* _What to do_
Find the lines below that contain the string "года". Copy each one.

* _Data shown_
----------------------------------------

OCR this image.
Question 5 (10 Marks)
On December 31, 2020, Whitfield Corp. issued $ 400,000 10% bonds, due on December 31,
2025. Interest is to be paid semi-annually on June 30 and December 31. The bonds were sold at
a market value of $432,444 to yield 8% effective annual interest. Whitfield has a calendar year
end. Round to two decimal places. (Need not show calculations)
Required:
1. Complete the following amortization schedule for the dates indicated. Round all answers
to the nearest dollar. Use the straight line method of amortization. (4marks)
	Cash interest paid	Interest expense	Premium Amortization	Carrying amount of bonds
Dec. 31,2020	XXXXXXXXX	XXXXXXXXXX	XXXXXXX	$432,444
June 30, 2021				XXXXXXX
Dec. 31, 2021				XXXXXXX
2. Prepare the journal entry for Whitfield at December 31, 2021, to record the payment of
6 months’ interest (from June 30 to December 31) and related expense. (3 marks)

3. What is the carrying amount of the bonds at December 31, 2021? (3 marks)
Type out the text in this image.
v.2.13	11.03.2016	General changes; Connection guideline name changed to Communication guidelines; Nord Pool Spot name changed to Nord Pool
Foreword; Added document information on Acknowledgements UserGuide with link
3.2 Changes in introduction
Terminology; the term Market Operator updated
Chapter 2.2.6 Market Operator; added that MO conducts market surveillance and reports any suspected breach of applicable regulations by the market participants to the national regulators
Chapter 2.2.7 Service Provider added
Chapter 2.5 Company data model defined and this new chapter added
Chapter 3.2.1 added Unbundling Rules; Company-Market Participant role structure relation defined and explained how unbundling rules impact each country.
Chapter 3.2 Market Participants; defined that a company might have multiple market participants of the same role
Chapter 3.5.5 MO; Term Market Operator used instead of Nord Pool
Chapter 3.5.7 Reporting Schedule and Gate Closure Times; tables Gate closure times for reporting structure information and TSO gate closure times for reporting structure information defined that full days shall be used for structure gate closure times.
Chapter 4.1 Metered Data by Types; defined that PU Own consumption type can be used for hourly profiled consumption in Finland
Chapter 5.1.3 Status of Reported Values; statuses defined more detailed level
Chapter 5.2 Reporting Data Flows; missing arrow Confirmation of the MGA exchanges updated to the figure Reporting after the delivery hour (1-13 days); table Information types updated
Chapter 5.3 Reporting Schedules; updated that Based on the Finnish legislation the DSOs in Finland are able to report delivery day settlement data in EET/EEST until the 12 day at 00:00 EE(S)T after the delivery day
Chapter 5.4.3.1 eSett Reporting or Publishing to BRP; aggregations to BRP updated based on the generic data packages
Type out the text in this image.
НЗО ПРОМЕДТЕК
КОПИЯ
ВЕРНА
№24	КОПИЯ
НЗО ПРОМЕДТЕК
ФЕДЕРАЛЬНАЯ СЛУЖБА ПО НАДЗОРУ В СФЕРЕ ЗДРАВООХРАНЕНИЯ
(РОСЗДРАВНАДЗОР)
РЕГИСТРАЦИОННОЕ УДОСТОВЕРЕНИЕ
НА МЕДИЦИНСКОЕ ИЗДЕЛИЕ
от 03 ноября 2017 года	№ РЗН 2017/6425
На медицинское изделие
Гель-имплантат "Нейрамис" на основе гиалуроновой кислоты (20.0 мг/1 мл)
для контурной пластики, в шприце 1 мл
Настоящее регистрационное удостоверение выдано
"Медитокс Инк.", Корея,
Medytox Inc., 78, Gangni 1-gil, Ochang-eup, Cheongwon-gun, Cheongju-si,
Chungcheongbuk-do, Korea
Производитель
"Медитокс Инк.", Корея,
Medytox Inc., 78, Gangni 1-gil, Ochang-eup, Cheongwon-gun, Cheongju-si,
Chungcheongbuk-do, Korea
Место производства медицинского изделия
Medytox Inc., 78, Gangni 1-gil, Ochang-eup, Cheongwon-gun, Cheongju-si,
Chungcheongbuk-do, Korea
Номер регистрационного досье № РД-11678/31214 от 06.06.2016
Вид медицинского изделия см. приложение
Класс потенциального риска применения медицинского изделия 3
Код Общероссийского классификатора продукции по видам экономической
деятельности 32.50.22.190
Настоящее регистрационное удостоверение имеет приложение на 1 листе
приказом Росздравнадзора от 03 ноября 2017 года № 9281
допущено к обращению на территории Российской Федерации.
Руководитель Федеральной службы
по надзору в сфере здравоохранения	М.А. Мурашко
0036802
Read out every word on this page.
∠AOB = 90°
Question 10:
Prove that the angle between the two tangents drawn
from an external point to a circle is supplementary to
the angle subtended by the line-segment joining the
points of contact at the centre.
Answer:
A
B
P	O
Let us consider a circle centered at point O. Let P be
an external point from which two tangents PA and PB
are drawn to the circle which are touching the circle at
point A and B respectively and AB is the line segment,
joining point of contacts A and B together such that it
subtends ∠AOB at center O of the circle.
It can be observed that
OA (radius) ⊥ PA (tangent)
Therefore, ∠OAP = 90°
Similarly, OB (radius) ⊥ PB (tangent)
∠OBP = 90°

----------------------------------------

* _Answer_
от 03 ноября 2017 года	№ РЗН 2017/6425
приказом Росздравнадзора от 03 ноября 2017 года № 9281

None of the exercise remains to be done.